- [WORK TO BE COMPLETED]
Go through the material and tally the lines containing the string "content". Give the total alone.

- [RECORD EXCERPTS]
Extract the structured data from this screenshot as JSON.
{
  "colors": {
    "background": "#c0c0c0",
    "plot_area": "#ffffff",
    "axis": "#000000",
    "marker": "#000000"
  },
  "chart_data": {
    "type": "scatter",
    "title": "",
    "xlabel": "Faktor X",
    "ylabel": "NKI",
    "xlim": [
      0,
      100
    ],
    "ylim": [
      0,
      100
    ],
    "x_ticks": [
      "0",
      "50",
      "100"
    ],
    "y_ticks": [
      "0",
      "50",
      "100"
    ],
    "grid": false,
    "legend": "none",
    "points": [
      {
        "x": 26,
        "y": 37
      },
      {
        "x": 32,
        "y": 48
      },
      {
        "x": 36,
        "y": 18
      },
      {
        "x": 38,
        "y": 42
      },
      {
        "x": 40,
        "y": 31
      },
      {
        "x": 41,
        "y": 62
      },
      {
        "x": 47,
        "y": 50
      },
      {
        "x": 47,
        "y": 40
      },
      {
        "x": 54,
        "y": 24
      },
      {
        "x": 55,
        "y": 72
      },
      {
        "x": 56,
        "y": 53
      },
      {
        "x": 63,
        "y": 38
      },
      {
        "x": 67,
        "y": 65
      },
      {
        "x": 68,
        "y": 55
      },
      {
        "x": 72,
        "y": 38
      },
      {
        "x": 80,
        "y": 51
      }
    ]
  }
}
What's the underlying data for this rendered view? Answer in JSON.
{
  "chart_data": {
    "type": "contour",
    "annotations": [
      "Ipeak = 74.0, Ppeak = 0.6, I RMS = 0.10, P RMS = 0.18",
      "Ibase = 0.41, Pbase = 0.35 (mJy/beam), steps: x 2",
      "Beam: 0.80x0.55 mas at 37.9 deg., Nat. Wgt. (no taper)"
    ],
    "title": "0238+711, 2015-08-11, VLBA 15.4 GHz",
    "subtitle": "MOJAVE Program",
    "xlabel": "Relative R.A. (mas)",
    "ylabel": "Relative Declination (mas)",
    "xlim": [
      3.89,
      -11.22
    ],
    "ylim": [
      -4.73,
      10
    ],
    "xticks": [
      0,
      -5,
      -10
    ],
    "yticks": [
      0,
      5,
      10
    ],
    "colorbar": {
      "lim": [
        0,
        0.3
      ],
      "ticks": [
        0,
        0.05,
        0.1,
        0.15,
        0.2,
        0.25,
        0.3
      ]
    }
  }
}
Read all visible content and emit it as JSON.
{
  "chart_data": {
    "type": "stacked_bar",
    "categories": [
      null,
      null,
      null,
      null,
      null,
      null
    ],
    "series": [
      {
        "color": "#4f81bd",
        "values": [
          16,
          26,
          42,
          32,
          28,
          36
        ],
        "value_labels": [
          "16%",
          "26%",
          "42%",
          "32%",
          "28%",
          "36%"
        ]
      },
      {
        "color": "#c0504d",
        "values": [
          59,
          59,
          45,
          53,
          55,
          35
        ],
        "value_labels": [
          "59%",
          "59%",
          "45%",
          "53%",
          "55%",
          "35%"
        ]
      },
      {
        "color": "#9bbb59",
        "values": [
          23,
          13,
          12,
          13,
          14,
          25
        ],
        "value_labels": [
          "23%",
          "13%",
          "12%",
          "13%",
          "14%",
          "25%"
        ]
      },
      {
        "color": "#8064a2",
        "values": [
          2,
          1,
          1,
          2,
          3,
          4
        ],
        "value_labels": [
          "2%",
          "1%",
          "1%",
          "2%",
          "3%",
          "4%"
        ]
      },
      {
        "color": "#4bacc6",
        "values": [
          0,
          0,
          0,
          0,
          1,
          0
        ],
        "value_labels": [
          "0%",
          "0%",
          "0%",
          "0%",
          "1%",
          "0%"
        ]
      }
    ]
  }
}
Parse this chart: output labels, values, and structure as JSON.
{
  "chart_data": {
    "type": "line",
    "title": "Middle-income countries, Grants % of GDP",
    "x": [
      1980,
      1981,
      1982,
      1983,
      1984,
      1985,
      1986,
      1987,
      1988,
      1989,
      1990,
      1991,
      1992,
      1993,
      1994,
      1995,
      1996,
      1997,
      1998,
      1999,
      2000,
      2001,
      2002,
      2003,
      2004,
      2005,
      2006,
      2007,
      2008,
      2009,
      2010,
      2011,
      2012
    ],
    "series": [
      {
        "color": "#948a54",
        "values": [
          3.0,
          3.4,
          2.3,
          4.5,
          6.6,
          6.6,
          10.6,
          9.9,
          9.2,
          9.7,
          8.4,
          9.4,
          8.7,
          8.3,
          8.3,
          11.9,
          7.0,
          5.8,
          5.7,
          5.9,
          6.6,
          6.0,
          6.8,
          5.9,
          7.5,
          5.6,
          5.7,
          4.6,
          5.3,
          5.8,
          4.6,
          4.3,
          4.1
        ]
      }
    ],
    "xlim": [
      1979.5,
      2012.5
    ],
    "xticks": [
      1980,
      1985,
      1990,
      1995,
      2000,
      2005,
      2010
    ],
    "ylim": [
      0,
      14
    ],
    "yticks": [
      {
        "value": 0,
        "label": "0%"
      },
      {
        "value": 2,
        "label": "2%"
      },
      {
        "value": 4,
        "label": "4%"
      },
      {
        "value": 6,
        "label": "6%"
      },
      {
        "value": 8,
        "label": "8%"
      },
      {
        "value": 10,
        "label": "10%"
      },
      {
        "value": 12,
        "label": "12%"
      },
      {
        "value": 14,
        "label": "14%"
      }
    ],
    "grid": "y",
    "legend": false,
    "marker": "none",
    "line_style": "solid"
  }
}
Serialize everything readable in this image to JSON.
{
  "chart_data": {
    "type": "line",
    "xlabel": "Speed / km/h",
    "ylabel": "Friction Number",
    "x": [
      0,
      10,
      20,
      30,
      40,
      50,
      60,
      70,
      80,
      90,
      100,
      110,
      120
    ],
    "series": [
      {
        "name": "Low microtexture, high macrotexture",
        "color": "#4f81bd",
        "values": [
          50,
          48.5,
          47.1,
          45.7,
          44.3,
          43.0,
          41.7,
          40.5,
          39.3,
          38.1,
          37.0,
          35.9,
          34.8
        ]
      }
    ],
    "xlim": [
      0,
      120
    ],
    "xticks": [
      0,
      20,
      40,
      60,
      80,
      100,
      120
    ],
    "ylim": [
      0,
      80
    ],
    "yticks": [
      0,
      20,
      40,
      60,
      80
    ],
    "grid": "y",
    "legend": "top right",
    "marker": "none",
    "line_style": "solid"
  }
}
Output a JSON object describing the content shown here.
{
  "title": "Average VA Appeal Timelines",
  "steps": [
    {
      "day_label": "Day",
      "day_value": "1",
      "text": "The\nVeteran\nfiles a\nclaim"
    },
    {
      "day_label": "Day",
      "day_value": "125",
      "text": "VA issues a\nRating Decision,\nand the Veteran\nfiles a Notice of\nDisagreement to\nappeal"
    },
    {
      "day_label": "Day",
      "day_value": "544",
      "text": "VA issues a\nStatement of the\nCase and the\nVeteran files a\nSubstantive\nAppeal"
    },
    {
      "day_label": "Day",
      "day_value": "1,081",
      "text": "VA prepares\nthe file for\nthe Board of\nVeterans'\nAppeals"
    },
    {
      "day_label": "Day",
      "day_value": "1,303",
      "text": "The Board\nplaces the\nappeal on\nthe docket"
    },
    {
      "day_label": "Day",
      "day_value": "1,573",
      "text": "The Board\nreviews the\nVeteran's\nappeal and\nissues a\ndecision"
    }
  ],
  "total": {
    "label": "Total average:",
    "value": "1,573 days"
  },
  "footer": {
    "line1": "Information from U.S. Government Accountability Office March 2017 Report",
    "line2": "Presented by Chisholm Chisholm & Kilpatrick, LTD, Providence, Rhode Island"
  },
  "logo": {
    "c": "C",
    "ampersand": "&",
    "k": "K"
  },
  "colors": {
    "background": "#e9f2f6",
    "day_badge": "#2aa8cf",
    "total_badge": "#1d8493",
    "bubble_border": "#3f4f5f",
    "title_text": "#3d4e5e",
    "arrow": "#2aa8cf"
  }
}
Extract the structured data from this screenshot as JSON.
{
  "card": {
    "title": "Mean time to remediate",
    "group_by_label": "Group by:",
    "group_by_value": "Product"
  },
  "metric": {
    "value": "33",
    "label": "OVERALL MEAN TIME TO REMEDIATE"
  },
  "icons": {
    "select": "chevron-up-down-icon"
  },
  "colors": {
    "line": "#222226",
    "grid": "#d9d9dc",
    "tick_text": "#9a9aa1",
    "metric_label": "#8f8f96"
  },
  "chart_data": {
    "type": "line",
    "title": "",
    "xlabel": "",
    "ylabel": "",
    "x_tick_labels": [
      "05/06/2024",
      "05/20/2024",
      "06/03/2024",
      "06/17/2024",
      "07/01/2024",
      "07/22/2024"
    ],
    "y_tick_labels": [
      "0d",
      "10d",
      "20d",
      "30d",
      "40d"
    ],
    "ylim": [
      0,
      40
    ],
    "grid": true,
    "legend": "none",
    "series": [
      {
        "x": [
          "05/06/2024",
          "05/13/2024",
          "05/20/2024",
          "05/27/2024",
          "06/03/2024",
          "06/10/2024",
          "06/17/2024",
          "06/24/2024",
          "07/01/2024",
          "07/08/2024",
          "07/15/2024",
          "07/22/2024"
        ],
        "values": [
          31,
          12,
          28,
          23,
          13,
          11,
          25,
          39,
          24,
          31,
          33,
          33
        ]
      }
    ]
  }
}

- [PROBLEM SOLUTION]
2